* _RECORDS SHOWN_:
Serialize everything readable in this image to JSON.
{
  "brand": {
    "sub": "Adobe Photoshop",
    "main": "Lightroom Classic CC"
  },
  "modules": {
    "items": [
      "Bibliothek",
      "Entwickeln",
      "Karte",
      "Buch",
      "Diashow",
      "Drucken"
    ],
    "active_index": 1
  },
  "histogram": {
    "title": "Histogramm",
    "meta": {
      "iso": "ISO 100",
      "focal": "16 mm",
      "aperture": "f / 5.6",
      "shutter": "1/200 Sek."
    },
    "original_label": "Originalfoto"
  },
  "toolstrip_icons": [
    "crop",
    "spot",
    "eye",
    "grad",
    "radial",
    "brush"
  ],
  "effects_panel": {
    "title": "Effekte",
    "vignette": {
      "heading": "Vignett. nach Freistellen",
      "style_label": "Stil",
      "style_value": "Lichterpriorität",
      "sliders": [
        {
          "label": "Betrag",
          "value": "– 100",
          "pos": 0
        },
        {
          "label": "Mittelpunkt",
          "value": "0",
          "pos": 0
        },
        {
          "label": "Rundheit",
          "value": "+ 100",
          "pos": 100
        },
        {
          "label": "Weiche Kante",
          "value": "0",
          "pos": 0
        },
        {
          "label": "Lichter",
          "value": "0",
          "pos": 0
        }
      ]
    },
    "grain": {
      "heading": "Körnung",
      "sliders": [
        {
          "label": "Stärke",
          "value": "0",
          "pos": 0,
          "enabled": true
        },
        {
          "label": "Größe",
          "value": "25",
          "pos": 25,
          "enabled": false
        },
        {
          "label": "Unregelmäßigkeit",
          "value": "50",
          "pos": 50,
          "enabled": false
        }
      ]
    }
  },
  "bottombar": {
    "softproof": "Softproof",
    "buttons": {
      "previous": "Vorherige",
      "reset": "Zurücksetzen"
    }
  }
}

* _TASK TO CARRY OUT_: Your task is to reproduce all of the records exactly.

* _OUTPUT OF THE TASK_:
Serialize everything readable in this image to JSON.
{
  "brand": {
    "sub": "Adobe Photoshop",
    "main": "Lightroom Classic CC"
  },
  "modules": {
    "items": [
      "Bibliothek",
      "Entwickeln",
      "Karte",
      "Buch",
      "Diashow",
      "Drucken"
    ],
    "active_index": 1
  },
  "histogram": {
    "title": "Histogramm",
    "meta": {
      "iso": "ISO 100",
      "focal": "16 mm",
      "aperture": "f / 5.6",
      "shutter": "1/200 Sek."
    },
    "original_label": "Originalfoto"
  },
  "toolstrip_icons": [
    "crop",
    "spot",
    "eye",
    "grad",
    "radial",
    "brush"
  ],
  "effects_panel": {
    "title": "Effekte",
    "vignette": {
      "heading": "Vignett. nach Freistellen",
      "style_label": "Stil",
      "style_value": "Lichterpriorität",
      "sliders": [
        {
          "label": "Betrag",
          "value": "– 100",
          "pos": 0
        },
        {
          "label": "Mittelpunkt",
          "value": "0",
          "pos": 0
        },
        {
          "label": "Rundheit",
          "value": "+ 100",
          "pos": 100
        },
        {
          "label": "Weiche Kante",
          "value": "0",
          "pos": 0
        },
        {
          "label": "Lichter",
          "value": "0",
          "pos": 0
        }
      ]
    },
    "grain": {
      "heading": "Körnung",
      "sliders": [
        {
          "label": "Stärke",
          "value": "0",
          "pos": 0,
          "enabled": true
        },
        {
          "label": "Größe",
          "value": "25",
          "pos": 25,
          "enabled": false
        },
        {
          "label": "Unregelmäßigkeit",
          "value": "50",
          "pos": 50,
          "enabled": false
        }
      ]
    }
  },
  "bottombar": {
    "softproof": "Softproof",
    "buttons": {
      "previous": "Vorherige",
      "reset": "Zurücksetzen"
    }
  }
}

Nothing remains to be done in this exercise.